SOURCE TEXT:
☆ ☆ ☆

Skip to content

bomyrk/ohada-financial-extractor

OHADA Financial Extractor

Extract and normalize financial data from OHADA-compliant Excel financial statements.

PyPI Version Python Versions CI Status Downloads MIT License

Overview

This library automates financial data extraction from Excel files following OHADA (Organization for the Harmonization of African Business Law) accounting standards, used by 18 African countries.

What It Does

  • Extracts Balance Sheets (Bilan Paysage), Income Statements (Compte de Résultat), and Cash Flow Statements (Tableau des Flux de Trésorerie)

  • Normalizes data with Gross/Amortization/Net decomposition for fixed assets

  • Consolidates multi-year financial data

  • Exports to JSON for downstream analysis

Why It Matters

Financial institutions across OHADA zone countries spend significant time:

  • ✗ Manually retyping financial statement data

  • ✗ Restructuring Excel files line-by-line

  • ✗ Validating data integrity across years

This library eliminates those bottlenecks:

  • ✓ Automated extraction from standard Excel formats

  • ✓ Structured JSON output

  • ✓ Multi-year period aggregation

  • ✓ Data validation checks

Quick Start

Installation

You can install the OHADA Financial Extractor directly from PyPI:

pip install ohada-financial-extractor

Basic Usage

from ohada_extractor import FinancialExtractor
from ohada_extractor.formatters import OHADAJSONFormatter
import json

# Extract from Excel
extractor = FinancialExtractor()

☆ ☆ ☆

A block of data

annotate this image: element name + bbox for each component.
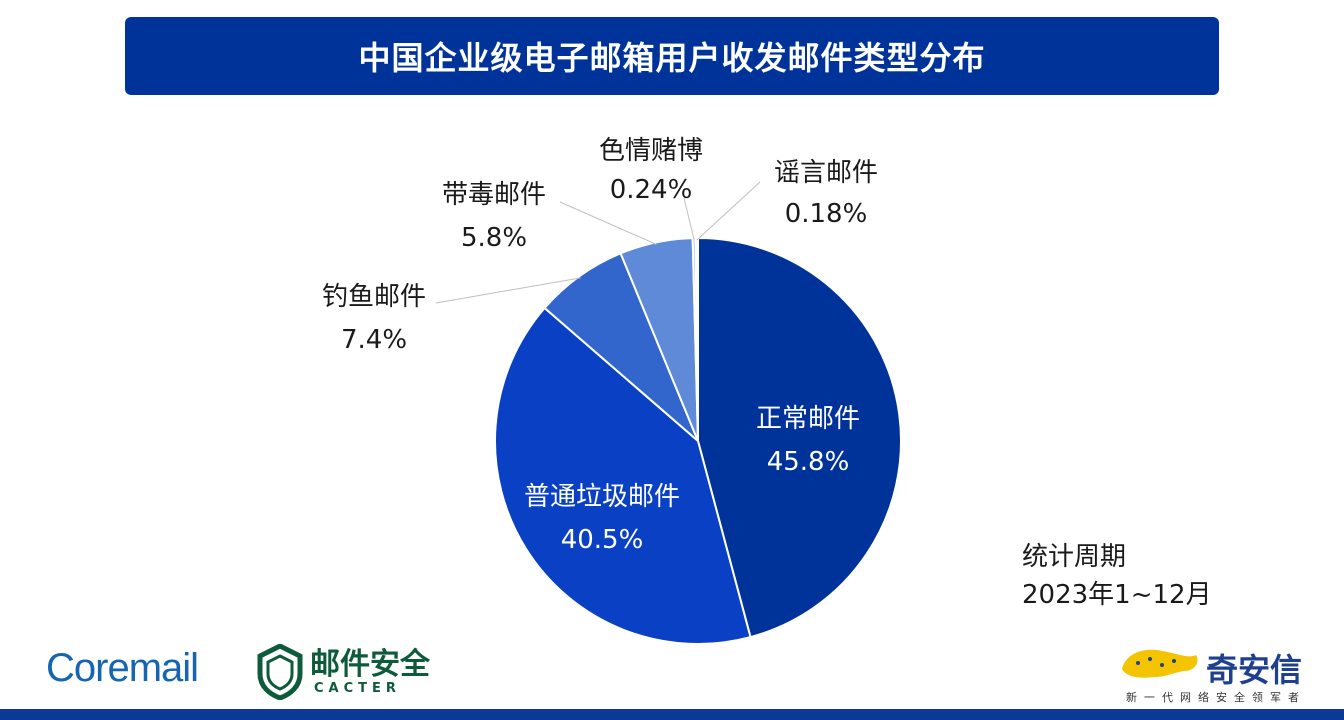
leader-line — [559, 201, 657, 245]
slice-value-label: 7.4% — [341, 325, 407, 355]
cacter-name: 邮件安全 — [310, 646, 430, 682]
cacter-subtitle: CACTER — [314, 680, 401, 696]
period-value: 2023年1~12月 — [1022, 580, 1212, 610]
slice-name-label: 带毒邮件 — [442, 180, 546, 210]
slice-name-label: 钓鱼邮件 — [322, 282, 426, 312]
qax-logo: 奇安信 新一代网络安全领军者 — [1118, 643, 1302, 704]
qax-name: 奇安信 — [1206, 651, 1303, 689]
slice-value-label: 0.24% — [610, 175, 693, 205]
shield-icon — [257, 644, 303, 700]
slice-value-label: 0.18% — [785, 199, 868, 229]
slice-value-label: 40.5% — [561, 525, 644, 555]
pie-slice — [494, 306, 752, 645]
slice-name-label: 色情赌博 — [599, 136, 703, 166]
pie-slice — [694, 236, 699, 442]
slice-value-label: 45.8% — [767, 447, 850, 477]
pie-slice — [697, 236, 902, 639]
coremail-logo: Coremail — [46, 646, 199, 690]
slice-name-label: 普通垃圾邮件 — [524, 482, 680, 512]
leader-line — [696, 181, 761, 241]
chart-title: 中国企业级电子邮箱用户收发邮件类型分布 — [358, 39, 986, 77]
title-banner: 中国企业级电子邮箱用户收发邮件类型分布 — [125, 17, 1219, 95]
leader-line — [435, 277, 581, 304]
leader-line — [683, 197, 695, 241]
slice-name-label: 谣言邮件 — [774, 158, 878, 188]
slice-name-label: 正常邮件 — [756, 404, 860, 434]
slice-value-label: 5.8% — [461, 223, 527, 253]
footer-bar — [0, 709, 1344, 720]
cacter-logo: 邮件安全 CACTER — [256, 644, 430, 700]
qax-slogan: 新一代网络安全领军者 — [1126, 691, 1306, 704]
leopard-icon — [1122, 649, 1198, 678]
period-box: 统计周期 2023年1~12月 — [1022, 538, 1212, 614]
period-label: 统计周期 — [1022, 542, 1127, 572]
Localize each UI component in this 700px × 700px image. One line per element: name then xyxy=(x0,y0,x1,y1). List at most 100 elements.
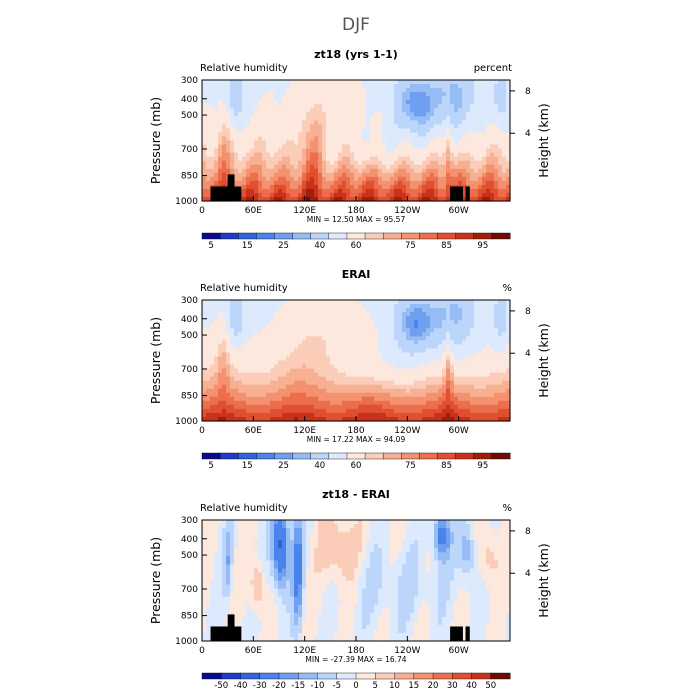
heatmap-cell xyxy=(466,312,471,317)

☆ ☆ ☆

ACTIONS TO TAKE:
1: Repeat, word for word, the portion of the OHADA Financial Extractor page that opens with the words containing "Basic Usage" and closes with "extractor = FinancialExtractor()".
2: Pick up the OHADA Financial Extractor page after its final line and continue it.
These data were taken from a separate source.

EXERCISE RESPONSES:
1:
Basic Usage

from ohada_extractor import FinancialExtractor
from ohada_extractor.formatters import OHADAJSONFormatter
import json

# Extract from Excel
extractor = FinancialExtractor()

2:
statement = extractor.extract_from_excel('financial_statement.xlsx')

# Convert to JSON
json_output = OHADAJSONFormatter.to_json(
    statement=statement,
    indent=2
)

# Use or save
data = json.loads(json_output)
print(f"Total Assets: {data['balance_sheet']['assets'][-1]}")

Supported Statements

Balance Sheet Asset (Bilan Paysage)

  • 29 accounts (AD-BZ)
  • Tracks: Gross, Amortization, Net values
  • Assets split: Fixed assets, Current assets, Cash

Balance Sheet Liability (Bilan Paysage)

  • 28 accounts (CA-DZ)
  • Tracks: Net values
  • Liabilities split: Equity, Long-Term Debt, Current Liabilities, Short Term Debt

Income Statement (Compte de Résultat)

  • 42 accounts (TA-XI)
  • Revenue, expenses, tax, net income
  • Tracks: Operating, financial, and extraordinary results

Cash Flow Statement (Tableau des Flux de Trésorerie)

  • 25 accounts (ZA-ZH)
  • Operating, investing, financing activities
  • Beginning and ending cash positions

Metadata Extraction (NEW)

The extractor now automatically parses company metadata from DSF notes and headers, including:

  • Legal form
  • Fiscal regime
  • Country (headquater)
  • Year of creation
  • Currency
  • etc.

Metadata is available immediately after extraction:

from ohada_extractor.core.extractor import FinancialExtractor
from ohada_extractor.core.metadata_extractor import CompanyMetadataExtractor

# Initialize extractor
extractor = FinancialExtractor()
    
# Extract data
statement = extractor.extract_from_excel("financial_statement.xlsx")

print("\n--- Building company metadata from statement ---")
statement.metadata = CompanyMetadataExtractor.extract_from_statement(statement)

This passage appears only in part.